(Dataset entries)
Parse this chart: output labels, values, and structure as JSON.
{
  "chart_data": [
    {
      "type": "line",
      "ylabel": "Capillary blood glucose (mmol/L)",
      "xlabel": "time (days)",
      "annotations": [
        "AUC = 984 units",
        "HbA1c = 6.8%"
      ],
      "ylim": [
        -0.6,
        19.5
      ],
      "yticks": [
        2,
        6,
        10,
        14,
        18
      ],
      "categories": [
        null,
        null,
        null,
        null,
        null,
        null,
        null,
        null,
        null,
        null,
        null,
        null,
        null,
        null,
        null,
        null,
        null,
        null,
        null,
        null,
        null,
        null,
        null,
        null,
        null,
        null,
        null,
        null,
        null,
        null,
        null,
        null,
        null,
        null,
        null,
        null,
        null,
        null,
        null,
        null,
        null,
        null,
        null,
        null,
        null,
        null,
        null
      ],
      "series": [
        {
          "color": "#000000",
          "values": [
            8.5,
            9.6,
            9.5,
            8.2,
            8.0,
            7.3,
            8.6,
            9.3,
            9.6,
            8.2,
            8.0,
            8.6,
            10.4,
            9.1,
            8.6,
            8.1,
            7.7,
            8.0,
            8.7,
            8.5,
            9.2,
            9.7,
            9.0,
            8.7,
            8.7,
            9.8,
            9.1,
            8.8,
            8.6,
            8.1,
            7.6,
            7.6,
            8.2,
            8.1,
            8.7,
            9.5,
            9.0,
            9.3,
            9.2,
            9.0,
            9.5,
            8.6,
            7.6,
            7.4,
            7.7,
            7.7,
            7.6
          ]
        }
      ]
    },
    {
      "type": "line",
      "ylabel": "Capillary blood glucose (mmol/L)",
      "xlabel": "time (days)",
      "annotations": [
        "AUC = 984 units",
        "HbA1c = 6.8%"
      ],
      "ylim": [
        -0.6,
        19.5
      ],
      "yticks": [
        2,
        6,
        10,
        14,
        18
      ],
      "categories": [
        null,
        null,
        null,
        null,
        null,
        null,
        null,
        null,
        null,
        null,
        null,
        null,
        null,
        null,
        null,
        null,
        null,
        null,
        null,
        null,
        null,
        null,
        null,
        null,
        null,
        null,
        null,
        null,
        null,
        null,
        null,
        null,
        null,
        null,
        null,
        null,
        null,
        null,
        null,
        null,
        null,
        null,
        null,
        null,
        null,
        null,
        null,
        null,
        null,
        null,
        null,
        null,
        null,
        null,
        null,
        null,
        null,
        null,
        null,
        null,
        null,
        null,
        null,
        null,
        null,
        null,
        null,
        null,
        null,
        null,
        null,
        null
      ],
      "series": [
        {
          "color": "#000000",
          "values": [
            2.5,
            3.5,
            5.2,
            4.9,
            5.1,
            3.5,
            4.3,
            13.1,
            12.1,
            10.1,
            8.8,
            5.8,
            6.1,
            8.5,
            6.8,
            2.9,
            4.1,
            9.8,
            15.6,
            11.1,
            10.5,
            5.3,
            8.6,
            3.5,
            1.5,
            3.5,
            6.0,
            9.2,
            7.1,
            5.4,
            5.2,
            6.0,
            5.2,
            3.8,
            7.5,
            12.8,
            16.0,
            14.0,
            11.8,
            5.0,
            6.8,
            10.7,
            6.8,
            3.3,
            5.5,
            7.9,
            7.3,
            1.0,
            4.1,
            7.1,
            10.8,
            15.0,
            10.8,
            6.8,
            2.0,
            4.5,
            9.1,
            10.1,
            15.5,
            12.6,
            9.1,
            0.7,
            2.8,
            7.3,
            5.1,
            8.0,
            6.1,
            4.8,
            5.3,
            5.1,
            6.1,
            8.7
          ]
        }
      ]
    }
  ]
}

The request:
Write out all of the records once more, exactly.

Exercise output:
Parse this chart: output labels, values, and structure as JSON.
{
  "chart_data": [
    {
      "type": "line",
      "ylabel": "Capillary blood glucose (mmol/L)",
      "xlabel": "time (days)",
      "annotations": [
        "AUC = 984 units",
        "HbA1c = 6.8%"
      ],
      "ylim": [
        -0.6,
        19.5
      ],
      "yticks": [
        2,
        6,
        10,
        14,
        18
      ],
      "categories": [
        null,
        null,
        null,
        null,
        null,
        null,
        null,
        null,
        null,
        null,
        null,
        null,
        null,
        null,
        null,
        null,
        null,
        null,
        null,
        null,
        null,
        null,
        null,
        null,
        null,
        null,
        null,
        null,
        null,
        null,
        null,
        null,
        null,
        null,
        null,
        null,
        null,
        null,
        null,
        null,
        null,
        null,
        null,
        null,
        null,
        null,
        null
      ],
      "series": [
        {
          "color": "#000000",
          "values": [
            8.5,
            9.6,
            9.5,
            8.2,
            8.0,
            7.3,
            8.6,
            9.3,
            9.6,
            8.2,
            8.0,
            8.6,
            10.4,
            9.1,
            8.6,
            8.1,
            7.7,
            8.0,
            8.7,
            8.5,
            9.2,
            9.7,
            9.0,
            8.7,
            8.7,
            9.8,
            9.1,
            8.8,
            8.6,
            8.1,
            7.6,
            7.6,
            8.2,
            8.1,
            8.7,
            9.5,
            9.0,
            9.3,
            9.2,
            9.0,
            9.5,
            8.6,
            7.6,
            7.4,
            7.7,
            7.7,
            7.6
          ]
        }
      ]
    },
    {
      "type": "line",
      "ylabel": "Capillary blood glucose (mmol/L)",
      "xlabel": "time (days)",
      "annotations": [
        "AUC = 984 units",
        "HbA1c = 6.8%"
      ],
      "ylim": [
        -0.6,
        19.5
      ],
      "yticks": [
        2,
        6,
        10,
        14,
        18
      ],
      "categories": [
        null,
        null,
        null,
        null,
        null,
        null,
        null,
        null,
        null,
        null,
        null,
        null,
        null,
        null,
        null,
        null,
        null,
        null,
        null,
        null,
        null,
        null,
        null,
        null,
        null,
        null,
        null,
        null,
        null,
        null,
        null,
        null,
        null,
        null,
        null,
        null,
        null,
        null,
        null,
        null,
        null,
        null,
        null,
        null,
        null,
        null,
        null,
        null,
        null,
        null,
        null,
        null,
        null,
        null,
        null,
        null,
        null,
        null,
        null,
        null,
        null,
        null,
        null,
        null,
        null,
        null,
        null,
        null,
        null,
        null,
        null,
        null
      ],
      "series": [
        {
          "color": "#000000",
          "values": [
            2.5,
            3.5,
            5.2,
            4.9,
            5.1,
            3.5,
            4.3,
            13.1,
            12.1,
            10.1,
            8.8,
            5.8,
            6.1,
            8.5,
            6.8,
            2.9,
            4.1,
            9.8,
            15.6,
            11.1,
            10.5,
            5.3,
            8.6,
            3.5,
            1.5,
            3.5,
            6.0,
            9.2,
            7.1,
            5.4,
            5.2,
            6.0,
            5.2,
            3.8,
            7.5,
            12.8,
            16.0,
            14.0,
            11.8,
            5.0,
            6.8,
            10.7,
            6.8,
            3.3,
            5.5,
            7.9,
            7.3,
            1.0,
            4.1,
            7.1,
            10.8,
            15.0,
            10.8,
            6.8,
            2.0,
            4.5,
            9.1,
            10.1,
            15.5,
            12.6,
            9.1,
            0.7,
            2.8,
            7.3,
            5.1,
            8.0,
            6.1,
            4.8,
            5.3,
            5.1,
            6.1,
            8.7
          ]
        }
      ]
    }
  ]
}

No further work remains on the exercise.